**Prompt**
Your result should be every line of the records below that contains the word "condition".
== Records
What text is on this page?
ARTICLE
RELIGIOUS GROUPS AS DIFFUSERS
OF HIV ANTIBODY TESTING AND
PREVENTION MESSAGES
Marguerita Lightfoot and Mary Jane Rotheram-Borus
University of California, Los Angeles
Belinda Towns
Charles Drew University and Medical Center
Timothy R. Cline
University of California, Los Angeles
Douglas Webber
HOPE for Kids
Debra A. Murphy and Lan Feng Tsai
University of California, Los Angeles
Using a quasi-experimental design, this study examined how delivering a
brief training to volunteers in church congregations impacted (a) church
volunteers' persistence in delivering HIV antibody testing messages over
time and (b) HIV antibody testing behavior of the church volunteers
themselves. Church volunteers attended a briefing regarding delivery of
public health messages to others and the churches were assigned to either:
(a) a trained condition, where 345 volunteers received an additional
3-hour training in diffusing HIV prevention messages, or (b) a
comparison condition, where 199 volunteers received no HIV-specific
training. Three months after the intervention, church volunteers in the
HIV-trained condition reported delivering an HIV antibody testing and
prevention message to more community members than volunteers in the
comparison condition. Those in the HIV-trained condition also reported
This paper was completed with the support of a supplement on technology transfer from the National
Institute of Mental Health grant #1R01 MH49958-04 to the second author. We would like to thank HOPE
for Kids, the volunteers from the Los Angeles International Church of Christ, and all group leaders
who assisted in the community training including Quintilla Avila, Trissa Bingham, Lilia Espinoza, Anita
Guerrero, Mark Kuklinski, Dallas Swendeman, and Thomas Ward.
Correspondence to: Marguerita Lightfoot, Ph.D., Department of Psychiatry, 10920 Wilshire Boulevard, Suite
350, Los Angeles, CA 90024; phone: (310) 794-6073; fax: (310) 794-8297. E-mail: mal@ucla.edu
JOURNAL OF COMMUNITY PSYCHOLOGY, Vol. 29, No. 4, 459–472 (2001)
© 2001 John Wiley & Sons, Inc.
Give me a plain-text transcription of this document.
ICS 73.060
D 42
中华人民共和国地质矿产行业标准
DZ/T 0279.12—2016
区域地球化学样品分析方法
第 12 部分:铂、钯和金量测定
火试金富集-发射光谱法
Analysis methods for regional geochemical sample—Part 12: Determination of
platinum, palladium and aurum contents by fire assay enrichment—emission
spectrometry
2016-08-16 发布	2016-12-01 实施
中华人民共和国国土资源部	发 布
====
**Response to this exercise**
(a) a trained condition, where 345 volunteers received an additional
comparison condition, where 199 volunteers received no HIV-specific
HIV-trained condition reported delivering an HIV antibody testing and
comparison condition. Those in the HIV-trained condition also reported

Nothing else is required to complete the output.